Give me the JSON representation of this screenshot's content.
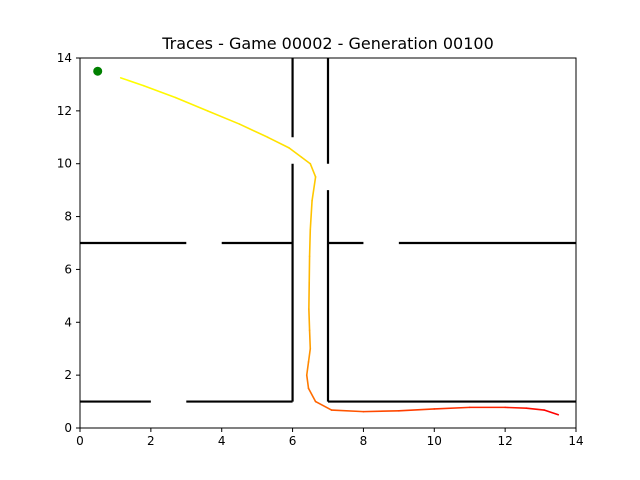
{
  "chart_data": {
    "type": "line",
    "title": "Traces - Game 00002 - Generation 00100",
    "xlabel": "",
    "ylabel": "",
    "xlim": [
      0,
      14
    ],
    "ylim": [
      0,
      14
    ],
    "x_ticks": [
      0,
      2,
      4,
      6,
      8,
      10,
      12,
      14
    ],
    "y_ticks": [
      0,
      2,
      4,
      6,
      8,
      10,
      12,
      14
    ],
    "x_tick_labels": [
      "0",
      "2",
      "4",
      "6",
      "8",
      "10",
      "12",
      "14"
    ],
    "y_tick_labels": [
      "0",
      "2",
      "4",
      "6",
      "8",
      "10",
      "12",
      "14"
    ],
    "grid": false,
    "walls": [
      {
        "x": [
          0,
          2
        ],
        "y": [
          1,
          1
        ]
      },
      {
        "x": [
          3,
          6
        ],
        "y": [
          1,
          1
        ]
      },
      {
        "x": [
          6,
          6
        ],
        "y": [
          1,
          7
        ]
      },
      {
        "x": [
          7,
          7
        ],
        "y": [
          1,
          9
        ]
      },
      {
        "x": [
          7,
          14
        ],
        "y": [
          1,
          1
        ]
      },
      {
        "x": [
          0,
          3
        ],
        "y": [
          7,
          7
        ]
      },
      {
        "x": [
          4,
          6
        ],
        "y": [
          7,
          7
        ]
      },
      {
        "x": [
          7,
          8
        ],
        "y": [
          7,
          7
        ]
      },
      {
        "x": [
          9,
          14
        ],
        "y": [
          7,
          7
        ]
      },
      {
        "x": [
          6,
          6
        ],
        "y": [
          7,
          10
        ]
      },
      {
        "x": [
          6,
          6
        ],
        "y": [
          11,
          14
        ]
      },
      {
        "x": [
          7,
          7
        ],
        "y": [
          10,
          14
        ]
      }
    ],
    "trace": {
      "x": [
        1.15,
        1.8,
        2.7,
        3.6,
        4.5,
        5.3,
        5.9,
        6.25,
        6.5,
        6.65,
        6.55,
        6.5,
        6.48,
        6.47,
        6.46,
        6.48,
        6.5,
        6.45,
        6.4,
        6.45,
        6.65,
        7.1,
        8.0,
        9.0,
        10.0,
        11.0,
        12.0,
        12.6,
        13.1,
        13.5
      ],
      "y": [
        13.25,
        12.95,
        12.5,
        12.0,
        11.5,
        11.0,
        10.6,
        10.25,
        10.0,
        9.5,
        8.6,
        7.5,
        6.5,
        5.5,
        4.5,
        3.7,
        3.0,
        2.5,
        2.0,
        1.5,
        1.0,
        0.68,
        0.62,
        0.65,
        0.72,
        0.78,
        0.78,
        0.75,
        0.68,
        0.5
      ],
      "colors": [
        "#ffff00",
        "#ffaa00",
        "#ff0000"
      ]
    },
    "start_marker": {
      "x": 0.5,
      "y": 13.5,
      "color": "#008000"
    }
  }
}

- [Brief]
Leave the pictures out and reproduce each record exactly as written.

- [Expected answer]
Give me the JSON representation of this screenshot's content.
{
  "chart_data": {
    "type": "line",
    "title": "Traces - Game 00002 - Generation 00100",
    "xlabel": "",
    "ylabel": "",
    "xlim": [
      0,
      14
    ],
    "ylim": [
      0,
      14
    ],
    "x_ticks": [
      0,
      2,
      4,
      6,
      8,
      10,
      12,
      14
    ],
    "y_ticks": [
      0,
      2,
      4,
      6,
      8,
      10,
      12,
      14
    ],
    "x_tick_labels": [
      "0",
      "2",
      "4",
      "6",
      "8",
      "10",
      "12",
      "14"
    ],
    "y_tick_labels": [
      "0",
      "2",
      "4",
      "6",
      "8",
      "10",
      "12",
      "14"
    ],
    "grid": false,
    "walls": [
      {
        "x": [
          0,
          2
        ],
        "y": [
          1,
          1
        ]
      },
      {
        "x": [
          3,
          6
        ],
        "y": [
          1,
          1
        ]
      },
      {
        "x": [
          6,
          6
        ],
        "y": [
          1,
          7
        ]
      },
      {
        "x": [
          7,
          7
        ],
        "y": [
          1,
          9
        ]
      },
      {
        "x": [
          7,
          14
        ],
        "y": [
          1,
          1
        ]
      },
      {
        "x": [
          0,
          3
        ],
        "y": [
          7,
          7
        ]
      },
      {
        "x": [
          4,
          6
        ],
        "y": [
          7,
          7
        ]
      },
      {
        "x": [
          7,
          8
        ],
        "y": [
          7,
          7
        ]
      },
      {
        "x": [
          9,
          14
        ],
        "y": [
          7,
          7
        ]
      },
      {
        "x": [
          6,
          6
        ],
        "y": [
          7,
          10
        ]
      },
      {
        "x": [
          6,
          6
        ],
        "y": [
          11,
          14
        ]
      },
      {
        "x": [
          7,
          7
        ],
        "y": [
          10,
          14
        ]
      }
    ],
    "trace": {
      "x": [
        1.15,
        1.8,
        2.7,
        3.6,
        4.5,
        5.3,
        5.9,
        6.25,
        6.5,
        6.65,
        6.55,
        6.5,
        6.48,
        6.47,
        6.46,
        6.48,
        6.5,
        6.45,
        6.4,
        6.45,
        6.65,
        7.1,
        8.0,
        9.0,
        10.0,
        11.0,
        12.0,
        12.6,
        13.1,
        13.5
      ],
      "y": [
        13.25,
        12.95,
        12.5,
        12.0,
        11.5,
        11.0,
        10.6,
        10.25,
        10.0,
        9.5,
        8.6,
        7.5,
        6.5,
        5.5,
        4.5,
        3.7,
        3.0,
        2.5,
        2.0,
        1.5,
        1.0,
        0.68,
        0.62,
        0.65,
        0.72,
        0.78,
        0.78,
        0.75,
        0.68,
        0.5
      ],
      "colors": [
        "#ffff00",
        "#ffaa00",
        "#ff0000"
      ]
    },
    "start_marker": {
      "x": 0.5,
      "y": 13.5,
      "color": "#008000"
    }
  }
}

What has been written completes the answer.